> Dataset entries:
————————
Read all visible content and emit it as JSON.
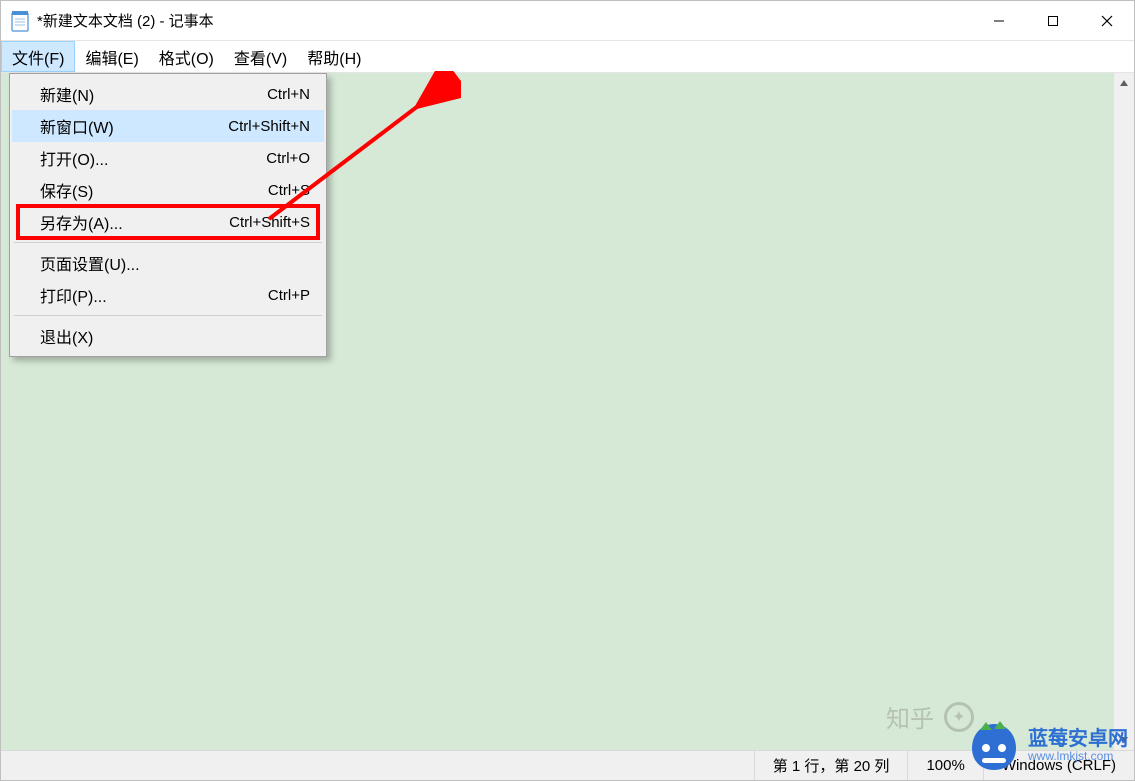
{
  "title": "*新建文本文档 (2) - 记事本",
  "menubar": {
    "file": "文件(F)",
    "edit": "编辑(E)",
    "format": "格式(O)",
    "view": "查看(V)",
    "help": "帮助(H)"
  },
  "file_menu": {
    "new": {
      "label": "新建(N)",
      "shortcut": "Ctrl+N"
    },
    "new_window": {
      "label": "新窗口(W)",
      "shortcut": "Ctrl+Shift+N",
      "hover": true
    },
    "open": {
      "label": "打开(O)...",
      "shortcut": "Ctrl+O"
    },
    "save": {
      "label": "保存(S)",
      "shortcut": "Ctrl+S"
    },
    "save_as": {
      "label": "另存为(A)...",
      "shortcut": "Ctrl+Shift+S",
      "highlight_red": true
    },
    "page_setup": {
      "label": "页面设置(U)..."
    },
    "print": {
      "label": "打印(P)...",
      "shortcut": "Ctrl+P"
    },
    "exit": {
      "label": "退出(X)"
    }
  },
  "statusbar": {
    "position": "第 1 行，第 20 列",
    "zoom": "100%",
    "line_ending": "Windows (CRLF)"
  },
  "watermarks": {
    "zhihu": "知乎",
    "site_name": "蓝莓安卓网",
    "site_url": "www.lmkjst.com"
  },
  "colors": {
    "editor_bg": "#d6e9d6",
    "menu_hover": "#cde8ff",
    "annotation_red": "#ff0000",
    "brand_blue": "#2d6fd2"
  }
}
————————
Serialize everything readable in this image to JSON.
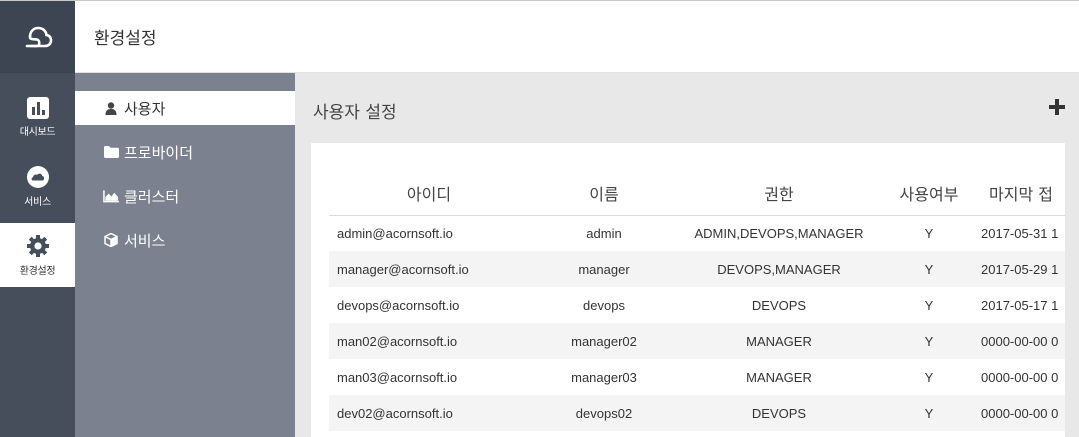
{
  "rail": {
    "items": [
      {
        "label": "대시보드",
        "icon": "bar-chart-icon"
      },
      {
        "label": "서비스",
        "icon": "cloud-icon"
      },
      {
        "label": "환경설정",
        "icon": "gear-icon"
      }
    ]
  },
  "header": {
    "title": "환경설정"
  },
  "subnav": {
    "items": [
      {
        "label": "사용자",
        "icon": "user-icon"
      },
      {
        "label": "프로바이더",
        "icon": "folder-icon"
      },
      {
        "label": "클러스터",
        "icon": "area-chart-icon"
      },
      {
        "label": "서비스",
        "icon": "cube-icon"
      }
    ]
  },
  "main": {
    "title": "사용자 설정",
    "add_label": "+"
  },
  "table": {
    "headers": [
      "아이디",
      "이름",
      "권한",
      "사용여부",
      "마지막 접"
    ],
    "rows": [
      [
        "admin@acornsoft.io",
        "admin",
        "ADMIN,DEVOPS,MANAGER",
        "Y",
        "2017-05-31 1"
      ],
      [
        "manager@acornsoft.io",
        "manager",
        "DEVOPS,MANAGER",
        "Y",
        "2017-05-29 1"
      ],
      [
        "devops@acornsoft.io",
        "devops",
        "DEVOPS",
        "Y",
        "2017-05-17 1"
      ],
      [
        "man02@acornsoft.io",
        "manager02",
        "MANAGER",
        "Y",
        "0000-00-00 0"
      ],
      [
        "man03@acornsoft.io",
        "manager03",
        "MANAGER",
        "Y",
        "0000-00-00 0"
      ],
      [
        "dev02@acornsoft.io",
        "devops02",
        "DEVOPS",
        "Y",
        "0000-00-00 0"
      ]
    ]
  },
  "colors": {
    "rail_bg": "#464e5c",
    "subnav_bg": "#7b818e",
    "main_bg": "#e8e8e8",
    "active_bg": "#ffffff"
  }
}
————————
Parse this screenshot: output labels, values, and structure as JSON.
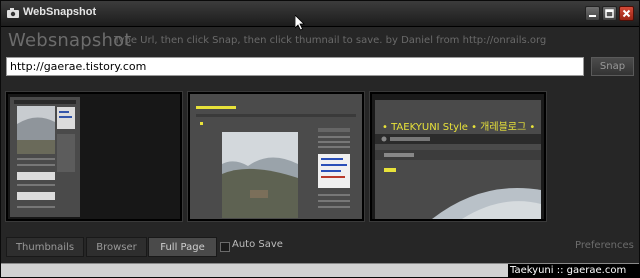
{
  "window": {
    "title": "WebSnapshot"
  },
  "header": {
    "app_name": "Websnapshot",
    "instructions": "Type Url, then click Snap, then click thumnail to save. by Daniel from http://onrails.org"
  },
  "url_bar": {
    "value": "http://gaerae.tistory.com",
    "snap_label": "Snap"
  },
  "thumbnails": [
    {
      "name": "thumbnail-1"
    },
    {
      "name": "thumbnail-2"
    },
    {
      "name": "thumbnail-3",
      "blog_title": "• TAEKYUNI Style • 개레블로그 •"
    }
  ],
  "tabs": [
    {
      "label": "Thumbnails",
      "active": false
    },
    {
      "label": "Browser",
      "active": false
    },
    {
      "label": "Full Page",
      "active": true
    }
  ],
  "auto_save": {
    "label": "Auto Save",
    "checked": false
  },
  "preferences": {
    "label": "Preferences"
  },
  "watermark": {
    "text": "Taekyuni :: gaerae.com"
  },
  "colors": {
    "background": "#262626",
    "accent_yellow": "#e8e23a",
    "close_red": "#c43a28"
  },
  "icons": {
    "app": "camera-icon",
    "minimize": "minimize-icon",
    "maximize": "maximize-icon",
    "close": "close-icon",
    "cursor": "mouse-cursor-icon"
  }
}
————————
> Exercise brief:
Collect the lines that hold "JSON".

> Result for this task:
Read all visible content and emit it as JSON.
Serialize everything readable in this image to JSON.
Parse this screenshot: output labels, values, and structure as JSON.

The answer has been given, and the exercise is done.